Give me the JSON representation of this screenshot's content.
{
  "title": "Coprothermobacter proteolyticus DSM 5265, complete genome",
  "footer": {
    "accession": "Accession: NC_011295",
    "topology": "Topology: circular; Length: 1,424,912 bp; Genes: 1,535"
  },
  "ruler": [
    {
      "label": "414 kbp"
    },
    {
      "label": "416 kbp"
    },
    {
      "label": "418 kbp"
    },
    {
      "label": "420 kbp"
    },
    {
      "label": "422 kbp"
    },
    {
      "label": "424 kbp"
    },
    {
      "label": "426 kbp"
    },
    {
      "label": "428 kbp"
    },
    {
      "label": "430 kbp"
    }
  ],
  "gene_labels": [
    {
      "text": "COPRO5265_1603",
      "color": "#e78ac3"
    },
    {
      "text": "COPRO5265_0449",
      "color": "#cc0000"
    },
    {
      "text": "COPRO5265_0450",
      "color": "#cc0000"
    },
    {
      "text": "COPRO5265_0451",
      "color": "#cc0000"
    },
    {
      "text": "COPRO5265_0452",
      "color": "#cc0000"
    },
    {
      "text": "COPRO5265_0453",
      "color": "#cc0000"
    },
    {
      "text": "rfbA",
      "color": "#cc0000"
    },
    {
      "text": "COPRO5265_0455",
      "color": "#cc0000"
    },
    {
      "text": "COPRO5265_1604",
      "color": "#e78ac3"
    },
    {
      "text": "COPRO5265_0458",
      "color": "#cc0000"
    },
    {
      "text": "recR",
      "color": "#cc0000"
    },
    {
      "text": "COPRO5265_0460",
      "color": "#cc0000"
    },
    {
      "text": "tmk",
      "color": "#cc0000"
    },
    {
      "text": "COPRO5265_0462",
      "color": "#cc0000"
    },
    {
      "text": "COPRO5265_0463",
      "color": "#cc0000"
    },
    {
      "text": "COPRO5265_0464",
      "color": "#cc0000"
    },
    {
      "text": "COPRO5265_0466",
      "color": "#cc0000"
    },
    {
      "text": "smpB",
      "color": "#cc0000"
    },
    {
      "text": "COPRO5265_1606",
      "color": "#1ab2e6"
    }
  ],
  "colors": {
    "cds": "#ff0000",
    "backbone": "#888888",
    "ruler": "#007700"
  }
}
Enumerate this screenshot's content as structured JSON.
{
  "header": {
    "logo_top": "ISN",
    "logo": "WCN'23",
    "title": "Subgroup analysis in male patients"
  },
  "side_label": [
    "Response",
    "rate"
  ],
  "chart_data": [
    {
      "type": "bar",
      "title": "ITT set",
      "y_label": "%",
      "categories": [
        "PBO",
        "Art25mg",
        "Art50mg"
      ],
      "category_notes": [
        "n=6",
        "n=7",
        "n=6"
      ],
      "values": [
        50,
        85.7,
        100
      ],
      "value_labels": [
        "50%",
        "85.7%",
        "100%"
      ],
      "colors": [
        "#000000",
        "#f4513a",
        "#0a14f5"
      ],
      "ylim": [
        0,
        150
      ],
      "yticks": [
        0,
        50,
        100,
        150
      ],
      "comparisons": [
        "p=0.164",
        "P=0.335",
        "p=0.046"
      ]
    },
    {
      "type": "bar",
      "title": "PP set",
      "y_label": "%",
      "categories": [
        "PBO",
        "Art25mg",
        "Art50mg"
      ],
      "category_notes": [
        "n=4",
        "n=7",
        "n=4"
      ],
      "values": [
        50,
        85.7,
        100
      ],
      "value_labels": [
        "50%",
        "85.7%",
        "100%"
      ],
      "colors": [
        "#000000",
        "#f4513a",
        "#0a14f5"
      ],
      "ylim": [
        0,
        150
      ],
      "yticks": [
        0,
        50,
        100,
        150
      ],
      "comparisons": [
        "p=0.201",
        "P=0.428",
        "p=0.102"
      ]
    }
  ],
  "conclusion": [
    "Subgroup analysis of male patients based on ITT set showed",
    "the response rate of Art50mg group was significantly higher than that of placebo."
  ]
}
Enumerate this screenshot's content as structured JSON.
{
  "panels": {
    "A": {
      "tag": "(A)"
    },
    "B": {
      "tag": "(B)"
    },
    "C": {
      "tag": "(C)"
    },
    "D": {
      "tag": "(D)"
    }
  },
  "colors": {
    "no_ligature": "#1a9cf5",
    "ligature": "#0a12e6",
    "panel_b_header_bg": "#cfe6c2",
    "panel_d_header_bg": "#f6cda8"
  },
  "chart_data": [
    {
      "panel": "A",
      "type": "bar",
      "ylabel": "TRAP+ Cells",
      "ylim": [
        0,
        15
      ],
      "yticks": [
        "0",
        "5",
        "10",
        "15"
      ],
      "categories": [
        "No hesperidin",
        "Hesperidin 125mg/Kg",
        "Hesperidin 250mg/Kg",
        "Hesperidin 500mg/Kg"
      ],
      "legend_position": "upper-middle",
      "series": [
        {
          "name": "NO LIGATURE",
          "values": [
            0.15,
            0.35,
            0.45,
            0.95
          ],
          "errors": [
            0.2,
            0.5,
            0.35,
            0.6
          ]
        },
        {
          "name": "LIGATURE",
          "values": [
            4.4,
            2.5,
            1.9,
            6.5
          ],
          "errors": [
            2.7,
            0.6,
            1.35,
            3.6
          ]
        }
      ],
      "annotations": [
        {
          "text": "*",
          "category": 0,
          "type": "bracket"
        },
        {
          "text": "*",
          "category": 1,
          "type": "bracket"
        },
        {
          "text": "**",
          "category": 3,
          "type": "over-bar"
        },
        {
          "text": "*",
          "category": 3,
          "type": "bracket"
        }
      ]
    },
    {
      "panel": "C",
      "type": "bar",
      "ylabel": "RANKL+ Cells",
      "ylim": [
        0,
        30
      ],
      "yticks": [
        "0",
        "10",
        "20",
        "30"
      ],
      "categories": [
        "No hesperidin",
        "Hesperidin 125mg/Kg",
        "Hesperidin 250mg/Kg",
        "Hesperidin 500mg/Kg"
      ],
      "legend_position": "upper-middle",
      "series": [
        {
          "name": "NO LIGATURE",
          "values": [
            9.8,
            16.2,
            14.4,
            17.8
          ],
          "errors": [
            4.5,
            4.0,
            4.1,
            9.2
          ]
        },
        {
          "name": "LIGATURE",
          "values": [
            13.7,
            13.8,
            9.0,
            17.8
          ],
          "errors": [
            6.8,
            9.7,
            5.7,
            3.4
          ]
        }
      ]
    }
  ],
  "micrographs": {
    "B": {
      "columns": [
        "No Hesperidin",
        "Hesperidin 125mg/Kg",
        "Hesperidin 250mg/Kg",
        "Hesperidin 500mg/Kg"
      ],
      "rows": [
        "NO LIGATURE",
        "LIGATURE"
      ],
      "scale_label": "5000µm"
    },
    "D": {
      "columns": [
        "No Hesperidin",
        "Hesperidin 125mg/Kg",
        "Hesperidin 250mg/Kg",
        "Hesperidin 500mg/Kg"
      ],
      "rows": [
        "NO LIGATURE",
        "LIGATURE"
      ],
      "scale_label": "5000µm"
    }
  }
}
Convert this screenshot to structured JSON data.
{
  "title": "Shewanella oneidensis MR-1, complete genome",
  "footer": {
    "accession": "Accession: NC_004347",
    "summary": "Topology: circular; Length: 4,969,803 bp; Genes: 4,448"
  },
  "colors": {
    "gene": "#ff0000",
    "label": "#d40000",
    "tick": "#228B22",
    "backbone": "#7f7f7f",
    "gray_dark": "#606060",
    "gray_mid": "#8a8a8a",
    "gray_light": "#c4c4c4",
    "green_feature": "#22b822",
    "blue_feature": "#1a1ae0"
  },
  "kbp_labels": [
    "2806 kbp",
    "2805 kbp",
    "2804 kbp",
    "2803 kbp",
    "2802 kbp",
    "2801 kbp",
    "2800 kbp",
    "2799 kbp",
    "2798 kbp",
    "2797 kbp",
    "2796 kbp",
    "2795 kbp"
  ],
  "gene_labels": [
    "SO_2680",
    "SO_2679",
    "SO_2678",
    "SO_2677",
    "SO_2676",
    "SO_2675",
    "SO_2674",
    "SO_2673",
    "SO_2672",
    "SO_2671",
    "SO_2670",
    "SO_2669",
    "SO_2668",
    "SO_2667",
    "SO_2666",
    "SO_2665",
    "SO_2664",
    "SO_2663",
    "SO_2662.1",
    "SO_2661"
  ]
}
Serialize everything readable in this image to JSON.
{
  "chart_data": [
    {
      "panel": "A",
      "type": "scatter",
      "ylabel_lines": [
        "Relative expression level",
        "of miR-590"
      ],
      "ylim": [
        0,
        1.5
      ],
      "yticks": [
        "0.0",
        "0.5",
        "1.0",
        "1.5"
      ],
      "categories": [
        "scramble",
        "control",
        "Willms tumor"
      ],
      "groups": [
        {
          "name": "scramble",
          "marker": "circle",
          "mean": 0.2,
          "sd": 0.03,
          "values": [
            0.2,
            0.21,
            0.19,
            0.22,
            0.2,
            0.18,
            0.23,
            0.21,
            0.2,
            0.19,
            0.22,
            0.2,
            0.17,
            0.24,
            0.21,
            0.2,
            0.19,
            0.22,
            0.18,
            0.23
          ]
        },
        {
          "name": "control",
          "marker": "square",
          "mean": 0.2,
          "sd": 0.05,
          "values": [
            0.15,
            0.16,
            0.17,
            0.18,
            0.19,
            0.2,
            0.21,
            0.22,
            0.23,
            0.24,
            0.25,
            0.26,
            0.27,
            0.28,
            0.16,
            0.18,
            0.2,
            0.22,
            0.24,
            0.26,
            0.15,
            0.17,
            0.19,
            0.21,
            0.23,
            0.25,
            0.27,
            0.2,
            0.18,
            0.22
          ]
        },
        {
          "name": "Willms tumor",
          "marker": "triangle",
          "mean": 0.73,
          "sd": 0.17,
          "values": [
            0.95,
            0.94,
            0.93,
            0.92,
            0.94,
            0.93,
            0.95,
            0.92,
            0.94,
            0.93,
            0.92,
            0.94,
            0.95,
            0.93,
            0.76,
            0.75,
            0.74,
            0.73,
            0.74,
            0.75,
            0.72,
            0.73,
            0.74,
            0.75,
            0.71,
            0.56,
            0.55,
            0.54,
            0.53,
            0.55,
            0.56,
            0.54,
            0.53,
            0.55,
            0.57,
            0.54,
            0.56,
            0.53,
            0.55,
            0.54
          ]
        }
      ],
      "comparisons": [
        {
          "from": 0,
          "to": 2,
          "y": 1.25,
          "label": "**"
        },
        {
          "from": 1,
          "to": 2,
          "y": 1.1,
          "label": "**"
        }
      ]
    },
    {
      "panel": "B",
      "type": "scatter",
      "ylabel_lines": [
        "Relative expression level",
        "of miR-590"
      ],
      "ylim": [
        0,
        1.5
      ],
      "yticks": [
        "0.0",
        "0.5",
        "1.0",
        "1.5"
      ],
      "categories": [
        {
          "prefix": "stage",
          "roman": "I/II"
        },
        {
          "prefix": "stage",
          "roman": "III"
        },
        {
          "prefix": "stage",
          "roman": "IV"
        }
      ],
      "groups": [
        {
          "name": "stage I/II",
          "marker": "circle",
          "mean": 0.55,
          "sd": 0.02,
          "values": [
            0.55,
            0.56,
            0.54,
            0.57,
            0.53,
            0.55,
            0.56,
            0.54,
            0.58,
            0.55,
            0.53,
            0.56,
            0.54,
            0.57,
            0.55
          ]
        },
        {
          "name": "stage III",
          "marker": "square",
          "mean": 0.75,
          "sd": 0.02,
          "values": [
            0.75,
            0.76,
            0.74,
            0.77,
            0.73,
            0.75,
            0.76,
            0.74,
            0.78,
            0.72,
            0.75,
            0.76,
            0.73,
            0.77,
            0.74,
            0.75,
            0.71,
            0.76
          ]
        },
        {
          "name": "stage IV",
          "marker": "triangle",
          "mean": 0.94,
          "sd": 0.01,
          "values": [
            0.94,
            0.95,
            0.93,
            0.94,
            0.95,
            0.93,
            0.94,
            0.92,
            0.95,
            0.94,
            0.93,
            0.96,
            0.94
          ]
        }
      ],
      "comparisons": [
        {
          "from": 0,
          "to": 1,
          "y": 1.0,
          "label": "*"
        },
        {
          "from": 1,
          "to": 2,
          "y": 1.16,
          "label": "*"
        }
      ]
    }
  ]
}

# # # #

Problem to solve
Filter the material for the word "screenshot" and copy each matching line.

Expected answer
Give me the JSON representation of this screenshot's content.
Enumerate this screenshot's content as structured JSON.
Enumerate this screenshot's content as structured JSON.
Convert this screenshot to structured JSON data.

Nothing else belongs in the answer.